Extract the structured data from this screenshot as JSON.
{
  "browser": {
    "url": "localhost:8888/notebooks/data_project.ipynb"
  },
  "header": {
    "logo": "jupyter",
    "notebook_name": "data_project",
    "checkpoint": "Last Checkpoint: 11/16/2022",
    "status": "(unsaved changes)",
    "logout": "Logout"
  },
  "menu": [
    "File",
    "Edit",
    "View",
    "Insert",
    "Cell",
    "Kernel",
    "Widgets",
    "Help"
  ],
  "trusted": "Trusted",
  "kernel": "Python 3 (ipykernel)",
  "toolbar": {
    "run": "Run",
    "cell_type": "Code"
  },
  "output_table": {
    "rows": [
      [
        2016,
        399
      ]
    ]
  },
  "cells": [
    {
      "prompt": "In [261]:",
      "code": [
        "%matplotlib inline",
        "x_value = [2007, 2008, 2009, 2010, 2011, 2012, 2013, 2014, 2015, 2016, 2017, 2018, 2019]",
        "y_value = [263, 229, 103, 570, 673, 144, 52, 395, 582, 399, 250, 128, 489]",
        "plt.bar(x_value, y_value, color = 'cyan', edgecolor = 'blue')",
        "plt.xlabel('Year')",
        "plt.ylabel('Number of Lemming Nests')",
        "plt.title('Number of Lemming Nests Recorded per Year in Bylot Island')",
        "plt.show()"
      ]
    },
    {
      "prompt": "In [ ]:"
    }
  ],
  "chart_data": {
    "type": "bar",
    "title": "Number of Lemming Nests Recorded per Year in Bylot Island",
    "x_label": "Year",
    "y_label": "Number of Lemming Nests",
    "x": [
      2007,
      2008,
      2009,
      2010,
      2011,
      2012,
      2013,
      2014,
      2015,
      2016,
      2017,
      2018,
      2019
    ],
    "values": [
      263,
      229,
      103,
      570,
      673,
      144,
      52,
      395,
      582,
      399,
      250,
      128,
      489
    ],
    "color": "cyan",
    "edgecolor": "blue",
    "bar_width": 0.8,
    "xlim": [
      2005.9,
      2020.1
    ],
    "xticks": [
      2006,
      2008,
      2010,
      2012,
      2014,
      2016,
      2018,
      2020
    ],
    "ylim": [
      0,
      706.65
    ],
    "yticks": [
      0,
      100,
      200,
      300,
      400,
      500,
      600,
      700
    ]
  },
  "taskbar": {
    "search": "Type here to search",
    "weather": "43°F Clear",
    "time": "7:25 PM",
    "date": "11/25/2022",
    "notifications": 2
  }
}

- WORK INSTRUCTIONS -
Reproduce every record, matching each line exactly.

- RESULT OF THE TASK -
Extract the structured data from this screenshot as JSON.
{
  "browser": {
    "url": "localhost:8888/notebooks/data_project.ipynb"
  },
  "header": {
    "logo": "jupyter",
    "notebook_name": "data_project",
    "checkpoint": "Last Checkpoint: 11/16/2022",
    "status": "(unsaved changes)",
    "logout": "Logout"
  },
  "menu": [
    "File",
    "Edit",
    "View",
    "Insert",
    "Cell",
    "Kernel",
    "Widgets",
    "Help"
  ],
  "trusted": "Trusted",
  "kernel": "Python 3 (ipykernel)",
  "toolbar": {
    "run": "Run",
    "cell_type": "Code"
  },
  "output_table": {
    "rows": [
      [
        2016,
        399
      ]
    ]
  },
  "cells": [
    {
      "prompt": "In [261]:",
      "code": [
        "%matplotlib inline",
        "x_value = [2007, 2008, 2009, 2010, 2011, 2012, 2013, 2014, 2015, 2016, 2017, 2018, 2019]",
        "y_value = [263, 229, 103, 570, 673, 144, 52, 395, 582, 399, 250, 128, 489]",
        "plt.bar(x_value, y_value, color = 'cyan', edgecolor = 'blue')",
        "plt.xlabel('Year')",
        "plt.ylabel('Number of Lemming Nests')",
        "plt.title('Number of Lemming Nests Recorded per Year in Bylot Island')",
        "plt.show()"
      ]
    },
    {
      "prompt": "In [ ]:"
    }
  ],
  "chart_data": {
    "type": "bar",
    "title": "Number of Lemming Nests Recorded per Year in Bylot Island",
    "x_label": "Year",
    "y_label": "Number of Lemming Nests",
    "x": [
      2007,
      2008,
      2009,
      2010,
      2011,
      2012,
      2013,
      2014,
      2015,
      2016,
      2017,
      2018,
      2019
    ],
    "values": [
      263,
      229,
      103,
      570,
      673,
      144,
      52,
      395,
      582,
      399,
      250,
      128,
      489
    ],
    "color": "cyan",
    "edgecolor": "blue",
    "bar_width": 0.8,
    "xlim": [
      2005.9,
      2020.1
    ],
    "xticks": [
      2006,
      2008,
      2010,
      2012,
      2014,
      2016,
      2018,
      2020
    ],
    "ylim": [
      0,
      706.65
    ],
    "yticks": [
      0,
      100,
      200,
      300,
      400,
      500,
      600,
      700
    ]
  },
  "taskbar": {
    "search": "Type here to search",
    "weather": "43°F Clear",
    "time": "7:25 PM",
    "date": "11/25/2022",
    "notifications": 2
  }
}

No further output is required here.